» Task to carry out
Omit the pictures, please, and give each record below again exactly.

(Dataset records)
◇ ◇ ◇ ◇ ◇

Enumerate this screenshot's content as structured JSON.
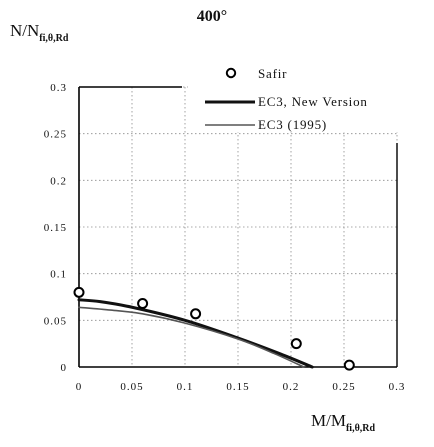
{
  "chart_data": {
    "type": "line",
    "title": "400°",
    "ylabel": {
      "main": "N/N",
      "sub": "fi,θ,Rd"
    },
    "xlabel": {
      "main": "M/M",
      "sub": "fi,θ,Rd"
    },
    "xlim": [
      0,
      0.3
    ],
    "ylim": [
      0,
      0.3
    ],
    "xticks": [
      0,
      0.05,
      0.1,
      0.15,
      0.2,
      0.25,
      0.3
    ],
    "yticks": [
      0,
      0.05,
      0.1,
      0.15,
      0.2,
      0.25,
      0.3
    ],
    "xtick_labels": [
      "0",
      "0.05",
      "0.1",
      "0.15",
      "0.2",
      "0.25",
      "0.3"
    ],
    "ytick_labels": [
      "0",
      "0.05",
      "0.1",
      "0.15",
      "0.2",
      "0.25",
      "0.3"
    ],
    "grid": true,
    "legend_position": "top-right",
    "series": [
      {
        "name": "Safir",
        "style": "markers",
        "color": "#000000",
        "points": [
          [
            0.0,
            0.08
          ],
          [
            0.06,
            0.068
          ],
          [
            0.11,
            0.057
          ],
          [
            0.205,
            0.025
          ],
          [
            0.255,
            0.002
          ]
        ]
      },
      {
        "name": "EC3, New Version",
        "style": "thick-line",
        "color": "#111111",
        "points": [
          [
            0.0,
            0.072
          ],
          [
            0.02,
            0.07
          ],
          [
            0.05,
            0.064
          ],
          [
            0.1,
            0.05
          ],
          [
            0.15,
            0.031
          ],
          [
            0.19,
            0.014
          ],
          [
            0.22,
            0.0
          ]
        ]
      },
      {
        "name": "EC3 (1995)",
        "style": "thin-line",
        "color": "#555555",
        "points": [
          [
            0.0,
            0.064
          ],
          [
            0.03,
            0.061
          ],
          [
            0.06,
            0.057
          ],
          [
            0.1,
            0.047
          ],
          [
            0.15,
            0.03
          ],
          [
            0.185,
            0.014
          ],
          [
            0.212,
            0.0
          ]
        ]
      }
    ]
  }
}
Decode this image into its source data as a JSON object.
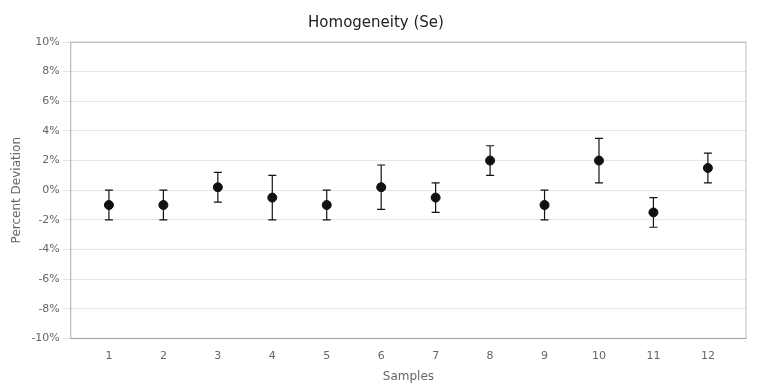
{
  "chart_data": {
    "type": "scatter",
    "title": "Homogeneity (Se)",
    "xlabel": "Samples",
    "ylabel": "Percent Deviation",
    "x": [
      1,
      2,
      3,
      4,
      5,
      6,
      7,
      8,
      9,
      10,
      11,
      12
    ],
    "values": [
      -1.0,
      -1.0,
      0.2,
      -0.5,
      -1.0,
      0.2,
      -0.5,
      2.0,
      -1.0,
      2.0,
      -1.5,
      1.5
    ],
    "errors": [
      1.0,
      1.0,
      1.0,
      1.5,
      1.0,
      1.5,
      1.0,
      1.0,
      1.0,
      1.5,
      1.0,
      1.0
    ],
    "color": "#111111",
    "marker": "circle",
    "xlim": [
      0.3,
      12.7
    ],
    "xticks": [
      1,
      2,
      3,
      4,
      5,
      6,
      7,
      8,
      9,
      10,
      11,
      12
    ],
    "ylim": [
      -10,
      10
    ],
    "yticks": [
      {
        "value": -10,
        "label": "-10%"
      },
      {
        "value": -8,
        "label": "-8%"
      },
      {
        "value": -6,
        "label": "-6%"
      },
      {
        "value": -4,
        "label": "-4%"
      },
      {
        "value": -2,
        "label": "-2%"
      },
      {
        "value": 0,
        "label": "0%"
      },
      {
        "value": 2,
        "label": "2%"
      },
      {
        "value": 4,
        "label": "4%"
      },
      {
        "value": 6,
        "label": "6%"
      },
      {
        "value": 8,
        "label": "8%"
      },
      {
        "value": 10,
        "label": "10%"
      }
    ],
    "grid": "y"
  }
}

◇ ◇ ◇ ◇ ◇

» Task response
Enumerate this screenshot's content as structured JSON.
{
  "chart_data": {
    "type": "line",
    "title": "400°",
    "ylabel": {
      "main": "N/N",
      "sub": "fi,θ,Rd"
    },
    "xlabel": {
      "main": "M/M",
      "sub": "fi,θ,Rd"
    },
    "xlim": [
      0,
      0.3
    ],
    "ylim": [
      0,
      0.3
    ],
    "xticks": [
      0,
      0.05,
      0.1,
      0.15,
      0.2,
      0.25,
      0.3
    ],
    "yticks": [
      0,
      0.05,
      0.1,
      0.15,
      0.2,
      0.25,
      0.3
    ],
    "xtick_labels": [
      "0",
      "0.05",
      "0.1",
      "0.15",
      "0.2",
      "0.25",
      "0.3"
    ],
    "ytick_labels": [
      "0",
      "0.05",
      "0.1",
      "0.15",
      "0.2",
      "0.25",
      "0.3"
    ],
    "grid": true,
    "legend_position": "top-right",
    "series": [
      {
        "name": "Safir",
        "style": "markers",
        "color": "#000000",
        "points": [
          [
            0.0,
            0.08
          ],
          [
            0.06,
            0.068
          ],
          [
            0.11,
            0.057
          ],
          [
            0.205,
            0.025
          ],
          [
            0.255,
            0.002
          ]
        ]
      },
      {
        "name": "EC3, New Version",
        "style": "thick-line",
        "color": "#111111",
        "points": [
          [
            0.0,
            0.072
          ],
          [
            0.02,
            0.07
          ],
          [
            0.05,
            0.064
          ],
          [
            0.1,
            0.05
          ],
          [
            0.15,
            0.031
          ],
          [
            0.19,
            0.014
          ],
          [
            0.22,
            0.0
          ]
        ]
      },
      {
        "name": "EC3 (1995)",
        "style": "thin-line",
        "color": "#555555",
        "points": [
          [
            0.0,
            0.064
          ],
          [
            0.03,
            0.061
          ],
          [
            0.06,
            0.057
          ],
          [
            0.1,
            0.047
          ],
          [
            0.15,
            0.03
          ],
          [
            0.185,
            0.014
          ],
          [
            0.212,
            0.0
          ]
        ]
      }
    ]
  }
}
Decode this image into its source data as a JSON object.
{
  "chart_data": {
    "type": "scatter",
    "title": "Homogeneity (Se)",
    "xlabel": "Samples",
    "ylabel": "Percent Deviation",
    "x": [
      1,
      2,
      3,
      4,
      5,
      6,
      7,
      8,
      9,
      10,
      11,
      12
    ],
    "values": [
      -1.0,
      -1.0,
      0.2,
      -0.5,
      -1.0,
      0.2,
      -0.5,
      2.0,
      -1.0,
      2.0,
      -1.5,
      1.5
    ],
    "errors": [
      1.0,
      1.0,
      1.0,
      1.5,
      1.0,
      1.5,
      1.0,
      1.0,
      1.0,
      1.5,
      1.0,
      1.0
    ],
    "color": "#111111",
    "marker": "circle",
    "xlim": [
      0.3,
      12.7
    ],
    "xticks": [
      1,
      2,
      3,
      4,
      5,
      6,
      7,
      8,
      9,
      10,
      11,
      12
    ],
    "ylim": [
      -10,
      10
    ],
    "yticks": [
      {
        "value": -10,
        "label": "-10%"
      },
      {
        "value": -8,
        "label": "-8%"
      },
      {
        "value": -6,
        "label": "-6%"
      },
      {
        "value": -4,
        "label": "-4%"
      },
      {
        "value": -2,
        "label": "-2%"
      },
      {
        "value": 0,
        "label": "0%"
      },
      {
        "value": 2,
        "label": "2%"
      },
      {
        "value": 4,
        "label": "4%"
      },
      {
        "value": 6,
        "label": "6%"
      },
      {
        "value": 8,
        "label": "8%"
      },
      {
        "value": 10,
        "label": "10%"
      }
    ],
    "grid": "y"
  }
}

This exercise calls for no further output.